◆ Task requirements
Below you will find a set of lines. Repeat them all exactly.

◆ Dataset items
** BEGIN **
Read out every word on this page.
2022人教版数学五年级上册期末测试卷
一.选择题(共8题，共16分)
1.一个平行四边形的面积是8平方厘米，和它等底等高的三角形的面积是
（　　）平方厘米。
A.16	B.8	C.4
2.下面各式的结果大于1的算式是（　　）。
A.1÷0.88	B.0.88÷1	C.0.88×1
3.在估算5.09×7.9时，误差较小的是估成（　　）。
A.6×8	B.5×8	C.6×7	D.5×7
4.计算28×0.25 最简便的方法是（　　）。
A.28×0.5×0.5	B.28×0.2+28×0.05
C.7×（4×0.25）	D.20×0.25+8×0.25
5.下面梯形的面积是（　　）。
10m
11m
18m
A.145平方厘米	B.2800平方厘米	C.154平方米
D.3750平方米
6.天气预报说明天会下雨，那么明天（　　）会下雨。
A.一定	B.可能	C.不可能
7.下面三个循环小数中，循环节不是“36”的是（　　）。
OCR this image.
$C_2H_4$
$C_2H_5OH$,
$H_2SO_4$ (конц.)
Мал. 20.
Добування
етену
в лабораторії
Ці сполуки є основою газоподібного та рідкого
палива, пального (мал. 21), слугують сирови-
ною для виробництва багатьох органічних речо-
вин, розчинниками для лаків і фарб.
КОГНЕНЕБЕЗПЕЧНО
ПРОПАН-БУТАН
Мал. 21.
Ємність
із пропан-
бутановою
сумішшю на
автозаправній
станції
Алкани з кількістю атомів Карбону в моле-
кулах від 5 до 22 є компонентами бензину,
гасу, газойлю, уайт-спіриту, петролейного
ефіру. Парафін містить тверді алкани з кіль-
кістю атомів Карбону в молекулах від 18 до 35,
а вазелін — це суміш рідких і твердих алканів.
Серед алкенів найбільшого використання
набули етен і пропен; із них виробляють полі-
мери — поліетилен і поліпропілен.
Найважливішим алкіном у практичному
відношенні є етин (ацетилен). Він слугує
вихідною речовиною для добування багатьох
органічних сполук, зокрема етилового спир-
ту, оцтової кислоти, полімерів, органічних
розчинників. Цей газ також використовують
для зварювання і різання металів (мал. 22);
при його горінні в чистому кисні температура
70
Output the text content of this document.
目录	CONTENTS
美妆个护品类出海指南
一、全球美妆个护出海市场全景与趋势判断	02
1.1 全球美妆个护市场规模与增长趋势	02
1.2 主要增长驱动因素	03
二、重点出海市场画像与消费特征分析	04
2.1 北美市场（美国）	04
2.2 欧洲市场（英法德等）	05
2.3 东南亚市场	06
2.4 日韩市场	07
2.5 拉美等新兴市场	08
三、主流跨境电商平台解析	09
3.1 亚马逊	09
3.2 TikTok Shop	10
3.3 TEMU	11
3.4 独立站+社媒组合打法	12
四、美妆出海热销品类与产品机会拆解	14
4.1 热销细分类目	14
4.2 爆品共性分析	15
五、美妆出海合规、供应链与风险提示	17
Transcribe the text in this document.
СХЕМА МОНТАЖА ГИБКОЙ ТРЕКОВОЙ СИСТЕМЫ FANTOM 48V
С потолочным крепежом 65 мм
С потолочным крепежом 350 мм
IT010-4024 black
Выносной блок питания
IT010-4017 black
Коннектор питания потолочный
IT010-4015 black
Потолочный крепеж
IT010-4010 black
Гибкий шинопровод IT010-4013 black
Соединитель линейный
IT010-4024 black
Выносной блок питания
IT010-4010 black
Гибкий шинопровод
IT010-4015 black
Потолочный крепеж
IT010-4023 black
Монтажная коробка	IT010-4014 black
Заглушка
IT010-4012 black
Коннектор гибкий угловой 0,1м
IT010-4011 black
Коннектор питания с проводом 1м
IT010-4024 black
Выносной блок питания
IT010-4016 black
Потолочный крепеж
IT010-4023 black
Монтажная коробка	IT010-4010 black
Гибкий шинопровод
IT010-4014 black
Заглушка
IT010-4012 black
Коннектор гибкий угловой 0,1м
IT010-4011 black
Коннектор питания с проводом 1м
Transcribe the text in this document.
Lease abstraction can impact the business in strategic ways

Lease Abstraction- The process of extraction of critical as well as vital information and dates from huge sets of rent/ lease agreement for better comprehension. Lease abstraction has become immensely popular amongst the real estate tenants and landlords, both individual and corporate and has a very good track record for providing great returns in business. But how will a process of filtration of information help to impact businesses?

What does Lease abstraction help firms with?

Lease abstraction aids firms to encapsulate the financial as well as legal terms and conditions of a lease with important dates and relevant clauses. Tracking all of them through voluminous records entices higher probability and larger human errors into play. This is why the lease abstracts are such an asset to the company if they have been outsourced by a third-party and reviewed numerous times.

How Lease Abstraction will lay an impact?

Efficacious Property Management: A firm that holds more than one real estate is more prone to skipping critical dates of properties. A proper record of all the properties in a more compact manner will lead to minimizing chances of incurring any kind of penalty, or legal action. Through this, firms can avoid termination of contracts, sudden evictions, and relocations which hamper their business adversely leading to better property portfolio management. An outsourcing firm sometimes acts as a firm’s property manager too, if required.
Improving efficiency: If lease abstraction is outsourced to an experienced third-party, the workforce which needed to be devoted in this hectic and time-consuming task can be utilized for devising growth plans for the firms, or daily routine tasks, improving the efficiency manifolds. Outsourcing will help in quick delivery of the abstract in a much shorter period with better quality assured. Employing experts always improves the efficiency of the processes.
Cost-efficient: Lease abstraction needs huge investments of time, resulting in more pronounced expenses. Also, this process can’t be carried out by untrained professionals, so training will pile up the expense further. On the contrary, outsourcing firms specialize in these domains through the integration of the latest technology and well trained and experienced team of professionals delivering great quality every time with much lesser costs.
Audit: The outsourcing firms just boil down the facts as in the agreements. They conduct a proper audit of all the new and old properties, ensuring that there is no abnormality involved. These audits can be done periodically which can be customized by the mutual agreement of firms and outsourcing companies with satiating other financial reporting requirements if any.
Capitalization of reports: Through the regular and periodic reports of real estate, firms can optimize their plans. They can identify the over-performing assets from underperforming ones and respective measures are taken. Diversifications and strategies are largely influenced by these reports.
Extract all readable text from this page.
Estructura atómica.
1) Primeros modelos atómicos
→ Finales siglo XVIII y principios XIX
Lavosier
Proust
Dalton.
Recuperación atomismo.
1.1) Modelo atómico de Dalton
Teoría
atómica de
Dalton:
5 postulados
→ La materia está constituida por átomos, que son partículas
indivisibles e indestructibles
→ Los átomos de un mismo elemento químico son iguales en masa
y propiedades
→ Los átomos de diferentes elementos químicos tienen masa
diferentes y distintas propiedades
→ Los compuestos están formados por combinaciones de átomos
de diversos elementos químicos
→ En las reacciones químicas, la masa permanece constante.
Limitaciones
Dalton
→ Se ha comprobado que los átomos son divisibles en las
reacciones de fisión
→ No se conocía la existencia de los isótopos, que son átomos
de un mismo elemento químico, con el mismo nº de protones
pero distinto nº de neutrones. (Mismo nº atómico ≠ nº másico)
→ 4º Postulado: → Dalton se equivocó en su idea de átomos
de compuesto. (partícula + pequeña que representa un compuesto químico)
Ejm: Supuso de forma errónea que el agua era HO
** END **
◆ Solved exercise
Read out every word on this page.
2022人教版数学五年级上册期末测试卷
一.选择题(共8题，共16分)
1.一个平行四边形的面积是8平方厘米，和它等底等高的三角形的面积是
（　　）平方厘米。
A.16	B.8	C.4
2.下面各式的结果大于1的算式是（　　）。
A.1÷0.88	B.0.88÷1	C.0.88×1
3.在估算5.09×7.9时，误差较小的是估成（　　）。
A.6×8	B.5×8	C.6×7	D.5×7
4.计算28×0.25 最简便的方法是（　　）。
A.28×0.5×0.5	B.28×0.2+28×0.05
C.7×（4×0.25）	D.20×0.25+8×0.25
5.下面梯形的面积是（　　）。
10m
11m
18m
A.145平方厘米	B.2800平方厘米	C.154平方米
D.3750平方米
6.天气预报说明天会下雨，那么明天（　　）会下雨。
A.一定	B.可能	C.不可能
7.下面三个循环小数中，循环节不是“36”的是（　　）。
OCR this image.
$C_2H_4$
$C_2H_5OH$,
$H_2SO_4$ (конц.)
Мал. 20.
Добування
етену
в лабораторії
Ці сполуки є основою газоподібного та рідкого
палива, пального (мал. 21), слугують сирови-
ною для виробництва багатьох органічних речо-
вин, розчинниками для лаків і фарб.
КОГНЕНЕБЕЗПЕЧНО
ПРОПАН-БУТАН
Мал. 21.
Ємність
із пропан-
бутановою
сумішшю на
автозаправній
станції
Алкани з кількістю атомів Карбону в моле-
кулах від 5 до 22 є компонентами бензину,
гасу, газойлю, уайт-спіриту, петролейного
ефіру. Парафін містить тверді алкани з кіль-
кістю атомів Карбону в молекулах від 18 до 35,
а вазелін — це суміш рідких і твердих алканів.
Серед алкенів найбільшого використання
набули етен і пропен; із них виробляють полі-
мери — поліетилен і поліпропілен.
Найважливішим алкіном у практичному
відношенні є етин (ацетилен). Він слугує
вихідною речовиною для добування багатьох
органічних сполук, зокрема етилового спир-
ту, оцтової кислоти, полімерів, органічних
розчинників. Цей газ також використовують
для зварювання і різання металів (мал. 22);
при його горінні в чистому кисні температура
70
Output the text content of this document.
目录	CONTENTS
美妆个护品类出海指南
一、全球美妆个护出海市场全景与趋势判断	02
1.1 全球美妆个护市场规模与增长趋势	02
1.2 主要增长驱动因素	03
二、重点出海市场画像与消费特征分析	04
2.1 北美市场（美国）	04
2.2 欧洲市场（英法德等）	05
2.3 东南亚市场	06
2.4 日韩市场	07
2.5 拉美等新兴市场	08
三、主流跨境电商平台解析	09
3.1 亚马逊	09
3.2 TikTok Shop	10
3.3 TEMU	11
3.4 独立站+社媒组合打法	12
四、美妆出海热销品类与产品机会拆解	14
4.1 热销细分类目	14
4.2 爆品共性分析	15
五、美妆出海合规、供应链与风险提示	17
Transcribe the text in this document.
СХЕМА МОНТАЖА ГИБКОЙ ТРЕКОВОЙ СИСТЕМЫ FANTOM 48V
С потолочным крепежом 65 мм
С потолочным крепежом 350 мм
IT010-4024 black
Выносной блок питания
IT010-4017 black
Коннектор питания потолочный
IT010-4015 black
Потолочный крепеж
IT010-4010 black
Гибкий шинопровод IT010-4013 black
Соединитель линейный
IT010-4024 black
Выносной блок питания
IT010-4010 black
Гибкий шинопровод
IT010-4015 black
Потолочный крепеж
IT010-4023 black
Монтажная коробка	IT010-4014 black
Заглушка
IT010-4012 black
Коннектор гибкий угловой 0,1м
IT010-4011 black
Коннектор питания с проводом 1м
IT010-4024 black
Выносной блок питания
IT010-4016 black
Потолочный крепеж
IT010-4023 black
Монтажная коробка	IT010-4010 black
Гибкий шинопровод
IT010-4014 black
Заглушка
IT010-4012 black
Коннектор гибкий угловой 0,1м
IT010-4011 black
Коннектор питания с проводом 1м
Transcribe the text in this document.
Lease abstraction can impact the business in strategic ways

Lease Abstraction- The process of extraction of critical as well as vital information and dates from huge sets of rent/ lease agreement for better comprehension. Lease abstraction has become immensely popular amongst the real estate tenants and landlords, both individual and corporate and has a very good track record for providing great returns in business. But how will a process of filtration of information help to impact businesses?

What does Lease abstraction help firms with?

Lease abstraction aids firms to encapsulate the financial as well as legal terms and conditions of a lease with important dates and relevant clauses. Tracking all of them through voluminous records entices higher probability and larger human errors into play. This is why the lease abstracts are such an asset to the company if they have been outsourced by a third-party and reviewed numerous times.

How Lease Abstraction will lay an impact?

Efficacious Property Management: A firm that holds more than one real estate is more prone to skipping critical dates of properties. A proper record of all the properties in a more compact manner will lead to minimizing chances of incurring any kind of penalty, or legal action. Through this, firms can avoid termination of contracts, sudden evictions, and relocations which hamper their business adversely leading to better property portfolio management. An outsourcing firm sometimes acts as a firm’s property manager too, if required.
Improving efficiency: If lease abstraction is outsourced to an experienced third-party, the workforce which needed to be devoted in this hectic and time-consuming task can be utilized for devising growth plans for the firms, or daily routine tasks, improving the efficiency manifolds. Outsourcing will help in quick delivery of the abstract in a much shorter period with better quality assured. Employing experts always improves the efficiency of the processes.
Cost-efficient: Lease abstraction needs huge investments of time, resulting in more pronounced expenses. Also, this process can’t be carried out by untrained professionals, so training will pile up the expense further. On the contrary, outsourcing firms specialize in these domains through the integration of the latest technology and well trained and experienced team of professionals delivering great quality every time with much lesser costs.
Audit: The outsourcing firms just boil down the facts as in the agreements. They conduct a proper audit of all the new and old properties, ensuring that there is no abnormality involved. These audits can be done periodically which can be customized by the mutual agreement of firms and outsourcing companies with satiating other financial reporting requirements if any.
Capitalization of reports: Through the regular and periodic reports of real estate, firms can optimize their plans. They can identify the over-performing assets from underperforming ones and respective measures are taken. Diversifications and strategies are largely influenced by these reports.
Extract all readable text from this page.
Estructura atómica.
1) Primeros modelos atómicos
→ Finales siglo XVIII y principios XIX
Lavosier
Proust
Dalton.
Recuperación atomismo.
1.1) Modelo atómico de Dalton
Teoría
atómica de
Dalton:
5 postulados
→ La materia está constituida por átomos, que son partículas
indivisibles e indestructibles
→ Los átomos de un mismo elemento químico son iguales en masa
y propiedades
→ Los átomos de diferentes elementos químicos tienen masa
diferentes y distintas propiedades
→ Los compuestos están formados por combinaciones de átomos
de diversos elementos químicos
→ En las reacciones químicas, la masa permanece constante.
Limitaciones
Dalton
→ Se ha comprobado que los átomos son divisibles en las
reacciones de fisión
→ No se conocía la existencia de los isótopos, que son átomos
de un mismo elemento químico, con el mismo nº de protones
pero distinto nº de neutrones. (Mismo nº atómico ≠ nº másico)
→ 4º Postulado: → Dalton se equivocó en su idea de átomos
de compuesto. (partícula + pequeña que representa un compuesto químico)
Ejm: Supuso de forma errónea que el agua era HO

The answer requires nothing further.